[START]
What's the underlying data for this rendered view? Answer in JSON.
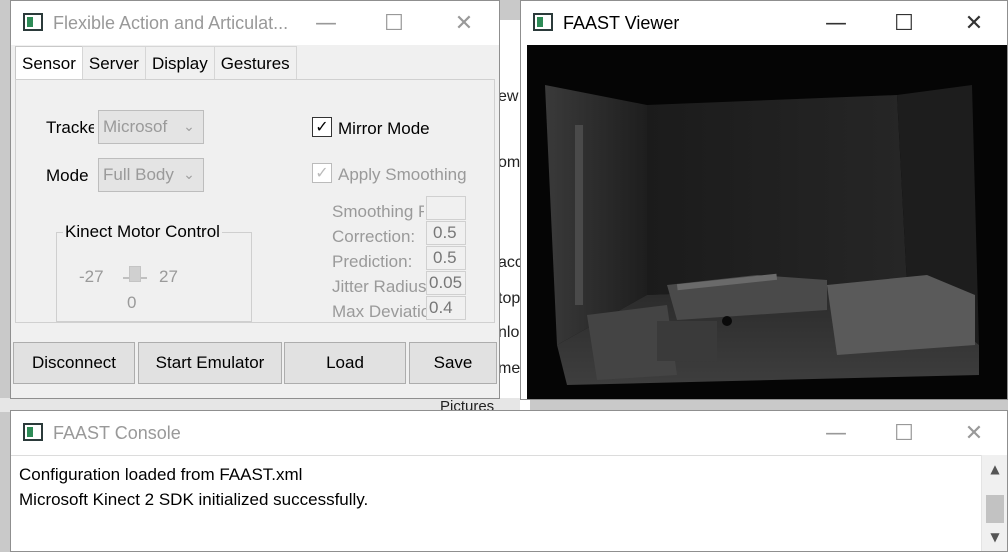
{
  "main_window": {
    "title": "Flexible Action and Articulat...",
    "tabs": [
      {
        "label": "Sensor"
      },
      {
        "label": "Server"
      },
      {
        "label": "Display"
      },
      {
        "label": "Gestures"
      }
    ],
    "sensor": {
      "tracker_label": "Tracke",
      "tracker_value": "Microsof",
      "mode_label": "Mode",
      "mode_value": "Full Body",
      "mirror_mode_label": "Mirror Mode",
      "mirror_mode_checked": true,
      "apply_smoothing_label": "Apply Smoothing",
      "apply_smoothing_checked": true,
      "motor_group_title": "Kinect Motor Control",
      "motor_min": "-27",
      "motor_max": "27",
      "motor_value": "0",
      "smoothing": [
        {
          "label": "Smoothing Factor:",
          "value": ""
        },
        {
          "label": "Correction:",
          "value": "0.5"
        },
        {
          "label": "Prediction:",
          "value": "0.5"
        },
        {
          "label": "Jitter Radius:",
          "value": "0.05"
        },
        {
          "label": "Max Deviation:",
          "value": "0.4"
        }
      ]
    },
    "buttons": {
      "disconnect": "Disconnect",
      "start_emulator": "Start Emulator",
      "load": "Load",
      "save": "Save"
    }
  },
  "viewer_window": {
    "title": "FAAST Viewer"
  },
  "console_window": {
    "title": "FAAST Console",
    "lines": [
      "Configuration loaded from FAAST.xml",
      "Microsoft Kinect 2 SDK initialized successfully."
    ]
  },
  "background": {
    "fragments": [
      "ew",
      "om",
      "acc",
      "top",
      "nlo",
      "me",
      "Pictures"
    ]
  },
  "icons": {
    "minimize": "minimize-icon",
    "maximize": "maximize-icon",
    "close": "close-icon"
  }
}
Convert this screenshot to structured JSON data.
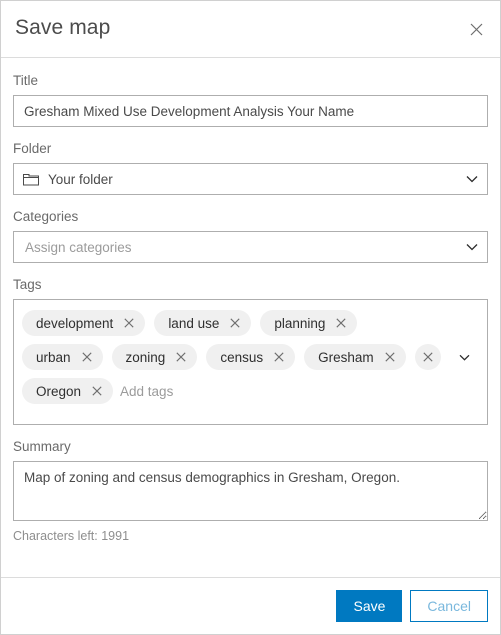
{
  "dialog": {
    "title": "Save map",
    "close_icon": "close-icon"
  },
  "fields": {
    "title": {
      "label": "Title",
      "value": "Gresham Mixed Use Development Analysis Your Name",
      "placeholder": "Title"
    },
    "folder": {
      "label": "Folder",
      "value": "Your folder",
      "icon": "folder-icon",
      "chevron": "chevron-down-icon"
    },
    "categories": {
      "label": "Categories",
      "placeholder": "Assign categories",
      "value": "Assign categories",
      "chevron": "chevron-down-icon"
    },
    "tags": {
      "label": "Tags",
      "add_placeholder": "Add tags",
      "rows": [
        [
          "development",
          "land use",
          "planning"
        ],
        [
          "urban",
          "zoning",
          "census",
          "Gresham"
        ],
        [
          "Oregon"
        ]
      ],
      "clear_all_icon": "close-circle-icon",
      "chevron": "chevron-down-icon"
    },
    "summary": {
      "label": "Summary",
      "value": "Map of zoning and census demographics in Gresham, Oregon.",
      "placeholder": "Summary",
      "characters_left": "Characters left: 1991"
    }
  },
  "footer": {
    "save_label": "Save",
    "cancel_label": "Cancel"
  },
  "colors": {
    "accent": "#0079c1",
    "cancel_text": "#7ab8dd",
    "chip_bg": "#f0f0f0",
    "border": "#aeaeae",
    "divider": "#dcdcdc"
  }
}
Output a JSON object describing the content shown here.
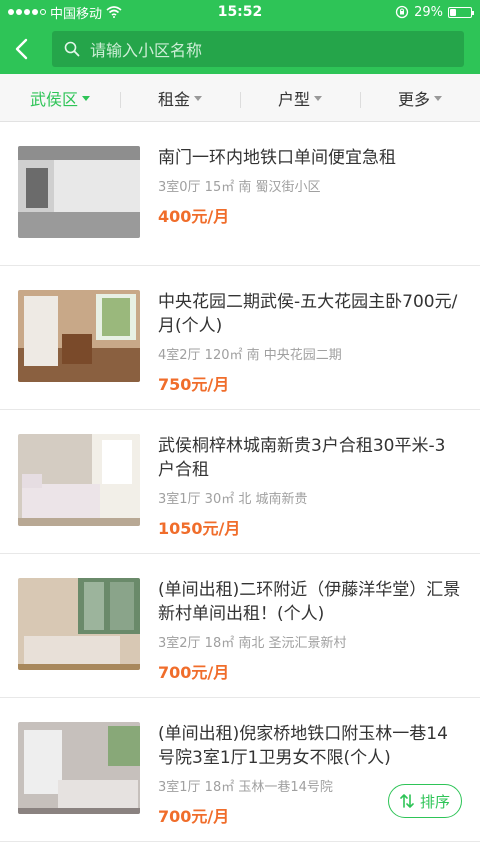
{
  "status": {
    "carrier": "中国移动",
    "time": "15:52",
    "battery": "29%",
    "battery_level": 0.29
  },
  "search": {
    "placeholder": "请输入小区名称"
  },
  "filters": [
    {
      "label": "武侯区",
      "active": true
    },
    {
      "label": "租金",
      "active": false
    },
    {
      "label": "户型",
      "active": false
    },
    {
      "label": "更多",
      "active": false
    }
  ],
  "listings": [
    {
      "title": "南门一环内地铁口单间便宜急租",
      "meta": "3室0厅 15㎡ 南 蜀汉街小区",
      "price": "400元/月"
    },
    {
      "title": "中央花园二期武侯-五大花园主卧700元/月(个人)",
      "meta": "4室2厅 120㎡ 南 中央花园二期",
      "price": "750元/月"
    },
    {
      "title": "武侯桐梓林城南新贵3户合租30平米-3户合租",
      "meta": "3室1厅 30㎡ 北 城南新贵",
      "price": "1050元/月"
    },
    {
      "title": "(单间出租)二环附近（伊藤洋华堂）汇景新村单间出租！(个人)",
      "meta": "3室2厅 18㎡ 南北 圣沅汇景新村",
      "price": "700元/月"
    },
    {
      "title": "(单间出租)倪家桥地铁口附玉林一巷14号院3室1厅1卫男女不限(个人)",
      "meta": "3室1厅 18㎡ 玉林一巷14号院",
      "price": "700元/月"
    }
  ],
  "sort": {
    "label": "排序"
  },
  "colors": {
    "brand": "#2ec457",
    "price": "#f06d2b"
  }
}
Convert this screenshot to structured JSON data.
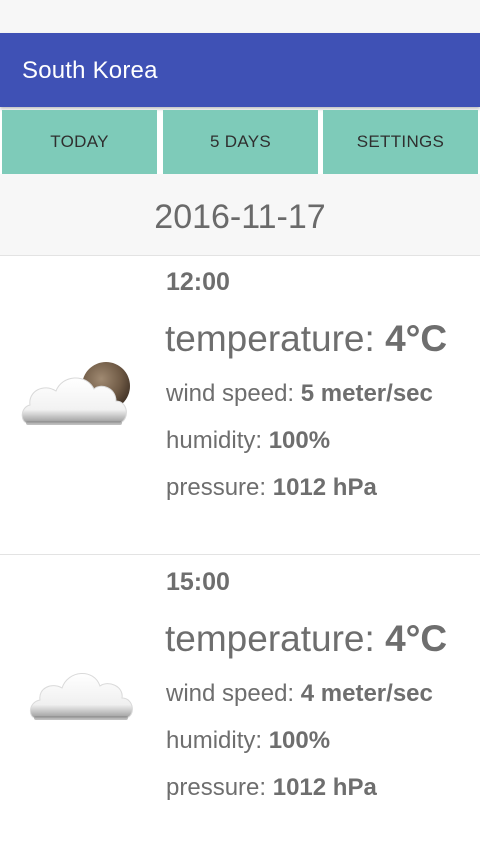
{
  "app": {
    "title": "South Korea"
  },
  "tabs": [
    {
      "label": "TODAY"
    },
    {
      "label": "5 DAYS"
    },
    {
      "label": "SETTINGS"
    }
  ],
  "date": "2016-11-17",
  "labels": {
    "temperature": "temperature: ",
    "wind": "wind speed: ",
    "humidity": "humidity: ",
    "pressure": "pressure: "
  },
  "forecasts": [
    {
      "time": "12:00",
      "icon": "cloud-with-dark-moon-icon",
      "temperature": "4°C",
      "wind": "5 meter/sec",
      "humidity": "100%",
      "pressure": "1012 hPa"
    },
    {
      "time": "15:00",
      "icon": "cloud-icon",
      "temperature": "4°C",
      "wind": "4 meter/sec",
      "humidity": "100%",
      "pressure": "1012 hPa"
    }
  ]
}
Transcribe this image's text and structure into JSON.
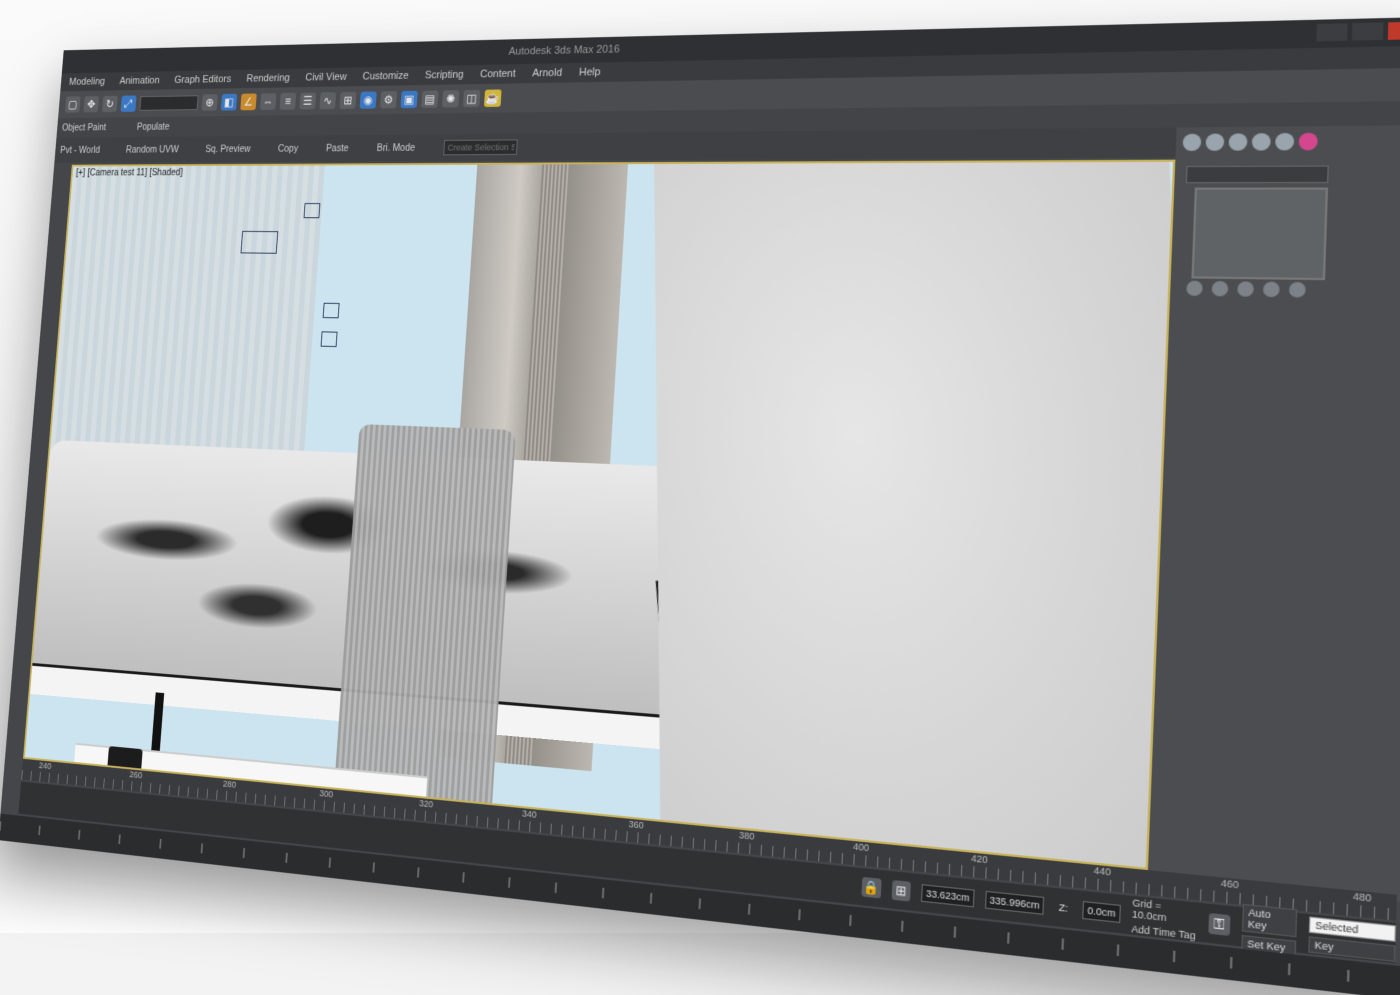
{
  "window": {
    "title": "Autodesk 3ds Max 2016"
  },
  "menus": [
    "Modeling",
    "Animation",
    "Graph Editors",
    "Rendering",
    "Civil View",
    "Customize",
    "Scripting",
    "Content",
    "Arnold",
    "Help"
  ],
  "toolbar2": {
    "items": [
      "Object Paint",
      "Populate"
    ]
  },
  "toolbar3": {
    "items": [
      "Pvt - World",
      "Random UVW",
      "Sq. Preview",
      "Copy",
      "Paste",
      "Bri. Mode"
    ],
    "selection_set_placeholder": "Create Selection Se"
  },
  "viewport": {
    "label": "[+] [Camera test 11] [Shaded]"
  },
  "timeline": {
    "ticks": [
      "240",
      "260",
      "280",
      "300",
      "320",
      "340",
      "360",
      "380",
      "400",
      "420",
      "440",
      "460",
      "480"
    ]
  },
  "status": {
    "x_value": "33.623cm",
    "y_value": "335.996cm",
    "z_label": "Z:",
    "z_value": "0.0cm",
    "grid": "Grid = 10.0cm",
    "add_time_tag": "Add Time Tag",
    "auto_key": "Auto Key",
    "set_key": "Set Key",
    "key_mode": "Selected",
    "key_filters": "Key"
  },
  "colors": {
    "accent_viewport_border": "#c8b25a",
    "ui_background": "#444649",
    "command_panel_accent": "#d4478f"
  },
  "icons": [
    "select-icon",
    "move-icon",
    "rotate-icon",
    "scale-icon",
    "snap-icon",
    "render-icon",
    "light-icon",
    "camera-icon",
    "key-icon",
    "time-tag-icon"
  ]
}
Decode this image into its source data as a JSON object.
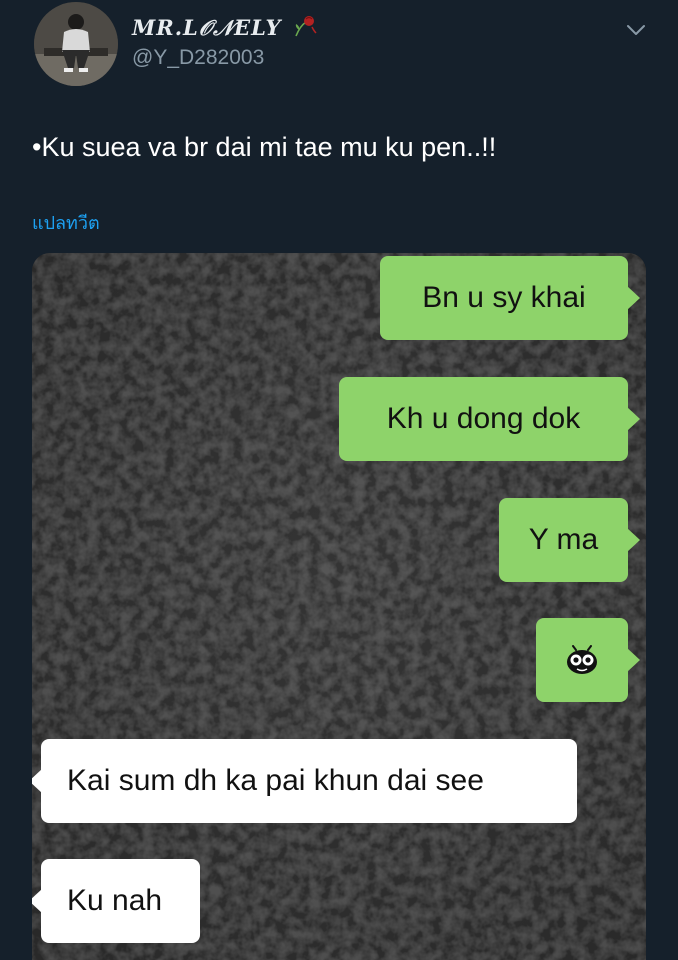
{
  "header": {
    "display_name": "MR.L𝒪𝒩ELY",
    "handle": "@Y_D282003"
  },
  "tweet": {
    "text": "•Ku suea va br dai mi tae mu ku pen..!!",
    "translate_label": "แปลทวีต"
  },
  "icons": {
    "avatar": "profile-photo",
    "name_decoration": "wilted-rose-icon",
    "menu": "chevron-down-icon",
    "sticker": "bug-eyed-emoji-icon"
  },
  "chat": {
    "messages": [
      {
        "side": "sent",
        "text": "Bn u sy khai"
      },
      {
        "side": "sent",
        "text": "Kh u dong dok"
      },
      {
        "side": "sent",
        "text": "Y ma"
      },
      {
        "side": "sent",
        "text": ""
      },
      {
        "side": "received",
        "text": "Kai sum dh ka pai khun dai see"
      },
      {
        "side": "received",
        "text": "Ku nah"
      }
    ]
  },
  "colors": {
    "background": "#15202b",
    "link": "#1da1f2",
    "sent_bubble": "#8ed36a",
    "received_bubble": "#ffffff",
    "muted_text": "#8899a6"
  }
}
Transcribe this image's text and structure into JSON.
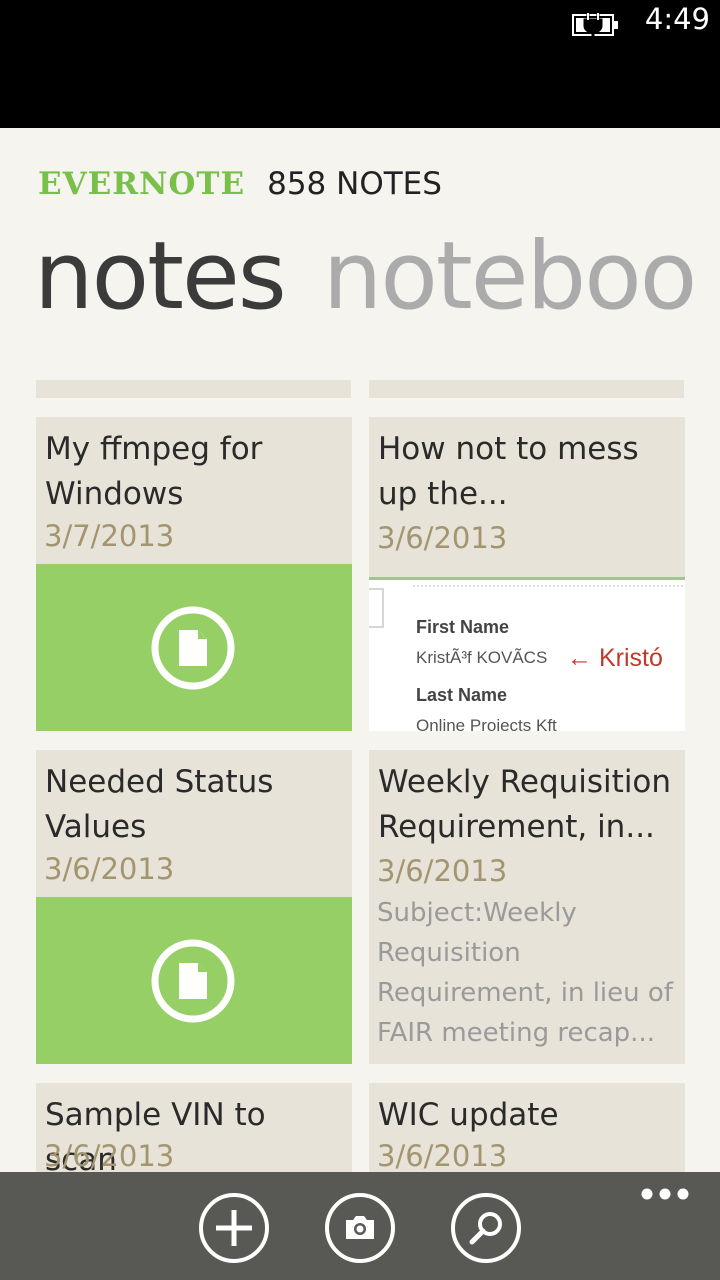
[END]
### WORK REQUIRED
Scan the records above for the string "Your", then report every line that contains it.

### REPLY TO THE TASK
      "value": "Gresham Mixed Use Development Analysis Your Name",
      "value": "Your folder",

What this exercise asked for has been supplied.